What the task asks: Exclude the pictures and return every line exactly as written.

================

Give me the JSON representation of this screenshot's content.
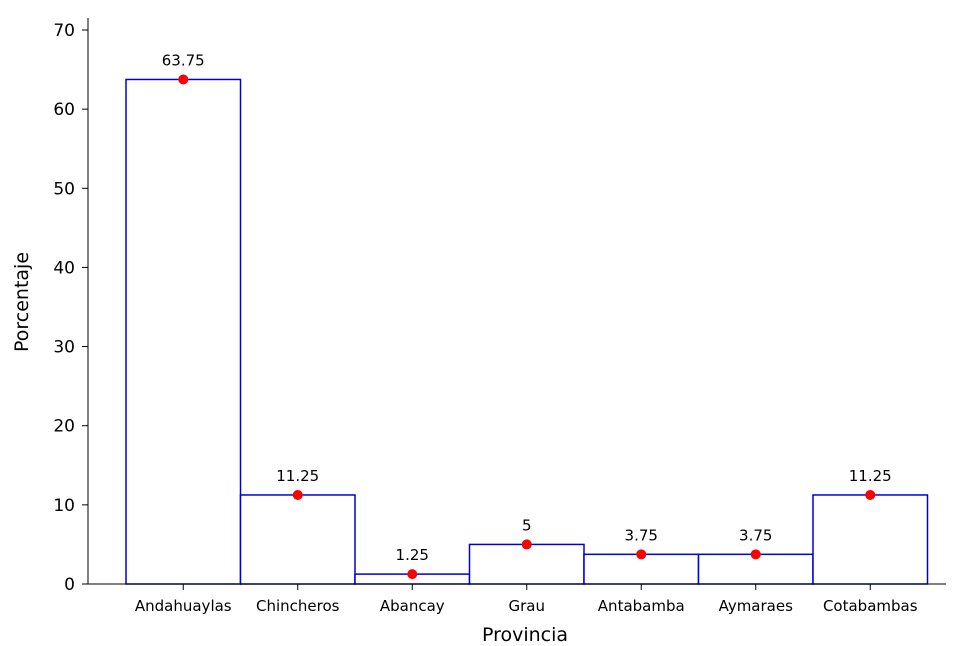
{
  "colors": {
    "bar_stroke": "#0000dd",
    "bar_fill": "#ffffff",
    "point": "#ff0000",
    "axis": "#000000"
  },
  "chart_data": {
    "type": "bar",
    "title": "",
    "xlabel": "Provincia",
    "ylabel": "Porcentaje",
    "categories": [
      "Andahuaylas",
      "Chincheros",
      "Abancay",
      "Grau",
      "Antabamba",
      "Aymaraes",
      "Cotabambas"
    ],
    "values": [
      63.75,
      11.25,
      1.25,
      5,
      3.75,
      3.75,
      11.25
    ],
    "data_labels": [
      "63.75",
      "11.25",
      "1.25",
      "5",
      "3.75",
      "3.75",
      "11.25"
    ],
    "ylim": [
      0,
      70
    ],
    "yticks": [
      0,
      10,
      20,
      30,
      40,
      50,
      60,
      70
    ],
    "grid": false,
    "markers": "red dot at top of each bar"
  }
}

================

Response to the task:
Give me the JSON representation of this screenshot's content.
{
  "colors": {
    "bar_stroke": "#0000dd",
    "bar_fill": "#ffffff",
    "point": "#ff0000",
    "axis": "#000000"
  },
  "chart_data": {
    "type": "bar",
    "title": "",
    "xlabel": "Provincia",
    "ylabel": "Porcentaje",
    "categories": [
      "Andahuaylas",
      "Chincheros",
      "Abancay",
      "Grau",
      "Antabamba",
      "Aymaraes",
      "Cotabambas"
    ],
    "values": [
      63.75,
      11.25,
      1.25,
      5,
      3.75,
      3.75,
      11.25
    ],
    "data_labels": [
      "63.75",
      "11.25",
      "1.25",
      "5",
      "3.75",
      "3.75",
      "11.25"
    ],
    "ylim": [
      0,
      70
    ],
    "yticks": [
      0,
      10,
      20,
      30,
      40,
      50,
      60,
      70
    ],
    "grid": false,
    "markers": "red dot at top of each bar"
  }
}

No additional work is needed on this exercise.